• _Auftrag 1_
Gib die Zeilen der Daten vom Anfang bis einschließlich der Zeile mit „taskbar-ie[interactable]: e (61, 731, 95, 761)“ erneut aus und benenne darin „expand-icon“ in „toggle-icon“ um. Alles andere bleibt unverändert.

• _Zitierter Text_
────────────────
Dating-Regeln: der abgekupferte Blödsinn

Wer braucht eigentlich Dating-Regeln?

Nachdem der Kölner Stadtanzeiger sich die Mühe machte, eine Expertenrunde zum Thema Dating-Regeln einzuladen, gibt nun mancher „Experte“ im Internet seinen Senf dazu. Dabei wird versucht, die Fragen nochmals zu beantworten – natürlich besser als zuvor. Wobei mich mal wieder der Hafer sticht und ich an Karl Valentin denke: „Es ist zwar schon alles gesagt, aber noch nicht von allen.“

Falls Sie trotzdem wissen wollen, wie ich über Dating-Regeln denke (1), dann lesen Sie bitte weiter – wenn nicht, lesen Sie die Ausführungen im „Kölner Stadtanzeiger“, die sich allerdings auf einen Satz reduzieren lassen, den ich gerne zitiere:

Dating-Regeln sind unangebracht, weil … unbewusste Vorgänge darüber entscheiden, wer wen anziehend findet oder nicht – und sich das durch einen Verhaltenskodex nicht steuern oder erzwingen lässt.

Das ist tatsächlich das Ergebnis der hochkarätig besetzten Expertenrunde, die damit den Nagel auf den Kopf trifft.

Woher kommt der ganze Müll an Dating-Regeln?

Die Antwort ist einfach: aus den USA. Die Amis haben irgendwann mal Regeln gebraucht, die einem „anständigen“ Mädchen erlaubten, mit verschiedenen Kerlen auszugehen, und dabei nicht gleich als Schlampen zu gelten. Und wie es bei Regeln so ist: Die bleiben in den Köpfen von Großmüttern und Mamis – und landen schließlich bei den Töchtern.

Wer verbreitet den Blödsinn in den USA?

Auch einfach: Außer in den Hirnen der Mütter stehen diese Regeln in beliebten Büchern, die jedem jungen Mädchen „alternativlos“ anempfohlen werden. Jede Frau, die auf ihren untadelig-jungfräulichen Ruf Wert legt, wird angehalten, die Regeln zu befolgen.

Wie kam der Unrat nach Europa?

Das ist nun wirklich interessant. Der Grund liegt darin, dass eine Anzahl von fragwürdigen Autorinnen und Autoren, die keine Ahnung von der Partnersuche hatten, aber viel Erfahrung mit dem Abschreiben, in die Ami-Bücher gelinst haben. Nachdem die ersten Autoren alles abgekupfert hatten, was drin stand, brauchte die nächste Welle von Kopierkatzen nur noch dort abzuschreiben. Nachdem der ganze Quatsch überall stand, haben tatsächlich einige deutsche Frauen geglaubt, die Regeln hätten irgendeinen Wert.

Und wie werden wir den Unfug "Datingregeln" wieder los?
────────────────
• _Zu verarbeitende Daten_
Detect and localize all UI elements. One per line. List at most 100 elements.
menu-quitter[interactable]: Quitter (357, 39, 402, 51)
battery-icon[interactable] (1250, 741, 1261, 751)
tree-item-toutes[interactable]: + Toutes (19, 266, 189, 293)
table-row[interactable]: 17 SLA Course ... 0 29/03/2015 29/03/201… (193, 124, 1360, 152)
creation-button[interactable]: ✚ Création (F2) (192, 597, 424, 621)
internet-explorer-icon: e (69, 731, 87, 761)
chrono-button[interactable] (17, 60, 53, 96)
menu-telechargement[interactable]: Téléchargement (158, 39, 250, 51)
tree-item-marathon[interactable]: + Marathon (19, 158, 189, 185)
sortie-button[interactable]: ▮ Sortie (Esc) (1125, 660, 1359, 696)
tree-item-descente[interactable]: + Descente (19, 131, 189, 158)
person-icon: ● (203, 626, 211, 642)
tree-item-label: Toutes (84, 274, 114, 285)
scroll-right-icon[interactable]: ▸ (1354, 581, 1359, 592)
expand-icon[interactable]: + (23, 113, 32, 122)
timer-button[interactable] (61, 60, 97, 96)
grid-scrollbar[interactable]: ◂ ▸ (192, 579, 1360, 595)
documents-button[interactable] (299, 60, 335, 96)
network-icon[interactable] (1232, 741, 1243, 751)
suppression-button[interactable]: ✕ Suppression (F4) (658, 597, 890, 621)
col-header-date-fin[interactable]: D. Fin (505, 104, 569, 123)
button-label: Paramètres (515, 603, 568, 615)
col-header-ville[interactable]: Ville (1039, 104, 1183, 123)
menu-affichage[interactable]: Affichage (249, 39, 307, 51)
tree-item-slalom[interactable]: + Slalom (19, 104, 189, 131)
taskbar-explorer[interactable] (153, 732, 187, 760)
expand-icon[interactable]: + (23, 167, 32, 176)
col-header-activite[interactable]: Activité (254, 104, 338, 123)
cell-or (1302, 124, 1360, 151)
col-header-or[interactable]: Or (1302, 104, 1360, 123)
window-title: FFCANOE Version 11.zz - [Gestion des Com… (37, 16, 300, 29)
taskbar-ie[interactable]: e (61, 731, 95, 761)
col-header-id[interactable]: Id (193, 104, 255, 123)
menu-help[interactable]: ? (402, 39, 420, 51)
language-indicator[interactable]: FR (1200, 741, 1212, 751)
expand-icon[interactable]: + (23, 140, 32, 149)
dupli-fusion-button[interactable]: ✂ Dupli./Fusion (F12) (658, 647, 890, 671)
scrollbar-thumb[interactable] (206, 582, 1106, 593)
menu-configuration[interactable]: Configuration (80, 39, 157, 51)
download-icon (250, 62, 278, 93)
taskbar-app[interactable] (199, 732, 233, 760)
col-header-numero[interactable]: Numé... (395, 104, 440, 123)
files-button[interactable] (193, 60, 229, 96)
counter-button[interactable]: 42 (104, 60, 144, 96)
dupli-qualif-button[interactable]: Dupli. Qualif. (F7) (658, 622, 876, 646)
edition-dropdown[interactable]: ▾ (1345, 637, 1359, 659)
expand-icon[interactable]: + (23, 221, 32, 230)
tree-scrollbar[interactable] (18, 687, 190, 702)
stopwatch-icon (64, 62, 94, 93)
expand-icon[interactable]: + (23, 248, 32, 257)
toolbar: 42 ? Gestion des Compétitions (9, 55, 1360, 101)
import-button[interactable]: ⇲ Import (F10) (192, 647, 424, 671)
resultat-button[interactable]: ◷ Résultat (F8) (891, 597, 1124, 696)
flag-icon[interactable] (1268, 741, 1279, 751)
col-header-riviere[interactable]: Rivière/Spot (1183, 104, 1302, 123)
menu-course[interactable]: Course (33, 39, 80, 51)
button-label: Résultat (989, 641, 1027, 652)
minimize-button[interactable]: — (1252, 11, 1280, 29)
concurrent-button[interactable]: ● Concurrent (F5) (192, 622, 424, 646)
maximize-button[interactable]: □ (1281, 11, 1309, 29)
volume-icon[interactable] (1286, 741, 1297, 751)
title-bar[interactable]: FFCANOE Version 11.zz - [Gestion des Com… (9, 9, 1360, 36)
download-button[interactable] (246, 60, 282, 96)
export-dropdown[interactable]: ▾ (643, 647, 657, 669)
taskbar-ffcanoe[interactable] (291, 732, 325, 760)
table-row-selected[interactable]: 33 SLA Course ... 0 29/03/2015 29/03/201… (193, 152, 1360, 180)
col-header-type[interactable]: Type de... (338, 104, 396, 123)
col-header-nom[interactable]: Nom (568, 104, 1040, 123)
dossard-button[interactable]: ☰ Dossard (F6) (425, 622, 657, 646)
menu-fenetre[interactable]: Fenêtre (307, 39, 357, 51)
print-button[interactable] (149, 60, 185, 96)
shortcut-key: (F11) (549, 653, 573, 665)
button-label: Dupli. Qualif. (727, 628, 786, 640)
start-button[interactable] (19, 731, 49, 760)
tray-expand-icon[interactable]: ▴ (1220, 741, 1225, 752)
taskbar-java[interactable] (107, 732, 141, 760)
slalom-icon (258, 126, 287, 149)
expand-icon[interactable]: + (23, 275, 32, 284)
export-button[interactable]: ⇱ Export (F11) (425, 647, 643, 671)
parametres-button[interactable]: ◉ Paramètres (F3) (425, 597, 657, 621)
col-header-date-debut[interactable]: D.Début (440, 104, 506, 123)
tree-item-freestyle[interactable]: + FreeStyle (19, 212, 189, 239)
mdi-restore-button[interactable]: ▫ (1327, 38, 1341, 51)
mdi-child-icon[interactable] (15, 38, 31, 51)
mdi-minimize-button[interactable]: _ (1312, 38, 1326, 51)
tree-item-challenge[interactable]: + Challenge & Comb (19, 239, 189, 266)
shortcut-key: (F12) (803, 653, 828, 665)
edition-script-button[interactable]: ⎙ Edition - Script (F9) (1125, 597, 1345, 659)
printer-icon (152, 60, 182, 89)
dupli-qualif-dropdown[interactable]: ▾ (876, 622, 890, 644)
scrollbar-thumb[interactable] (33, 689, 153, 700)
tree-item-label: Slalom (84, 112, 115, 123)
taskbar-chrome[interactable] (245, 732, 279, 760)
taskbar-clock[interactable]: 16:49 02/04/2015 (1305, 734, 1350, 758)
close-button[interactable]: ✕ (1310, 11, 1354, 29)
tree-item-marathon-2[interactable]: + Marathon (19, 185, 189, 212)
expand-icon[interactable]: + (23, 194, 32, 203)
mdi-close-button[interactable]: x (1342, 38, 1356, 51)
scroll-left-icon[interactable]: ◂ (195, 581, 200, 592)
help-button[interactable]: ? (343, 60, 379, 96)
────────────────
• _Auftrag 2_
Woher stammen die Dating-Regeln laut dem Text über Dating-Regeln?

• _Schriftliche Antwort 1_
Detect and localize all UI elements. One per line. List at most 100 elements.
menu-quitter[interactable]: Quitter (357, 39, 402, 51)
battery-icon[interactable] (1250, 741, 1261, 751)
tree-item-toutes[interactable]: + Toutes (19, 266, 189, 293)
table-row[interactable]: 17 SLA Course ... 0 29/03/2015 29/03/201… (193, 124, 1360, 152)
creation-button[interactable]: ✚ Création (F2) (192, 597, 424, 621)
internet-explorer-icon: e (69, 731, 87, 761)
chrono-button[interactable] (17, 60, 53, 96)
menu-telechargement[interactable]: Téléchargement (158, 39, 250, 51)
tree-item-marathon[interactable]: + Marathon (19, 158, 189, 185)
sortie-button[interactable]: ▮ Sortie (Esc) (1125, 660, 1359, 696)
tree-item-descente[interactable]: + Descente (19, 131, 189, 158)
person-icon: ● (203, 626, 211, 642)
tree-item-label: Toutes (84, 274, 114, 285)
scroll-right-icon[interactable]: ▸ (1354, 581, 1359, 592)
toggle-icon[interactable]: + (23, 113, 32, 122)
timer-button[interactable] (61, 60, 97, 96)
grid-scrollbar[interactable]: ◂ ▸ (192, 579, 1360, 595)
documents-button[interactable] (299, 60, 335, 96)
network-icon[interactable] (1232, 741, 1243, 751)
suppression-button[interactable]: ✕ Suppression (F4) (658, 597, 890, 621)
col-header-date-fin[interactable]: D. Fin (505, 104, 569, 123)
button-label: Paramètres (515, 603, 568, 615)
col-header-ville[interactable]: Ville (1039, 104, 1183, 123)
menu-affichage[interactable]: Affichage (249, 39, 307, 51)
tree-item-slalom[interactable]: + Slalom (19, 104, 189, 131)
taskbar-explorer[interactable] (153, 732, 187, 760)
toggle-icon[interactable]: + (23, 167, 32, 176)
col-header-activite[interactable]: Activité (254, 104, 338, 123)
cell-or (1302, 124, 1360, 151)
col-header-or[interactable]: Or (1302, 104, 1360, 123)
window-title: FFCANOE Version 11.zz - [Gestion des Com… (37, 16, 300, 29)
taskbar-ie[interactable]: e (61, 731, 95, 761)

• _Schriftliche Antwort 2_
Aus den USA.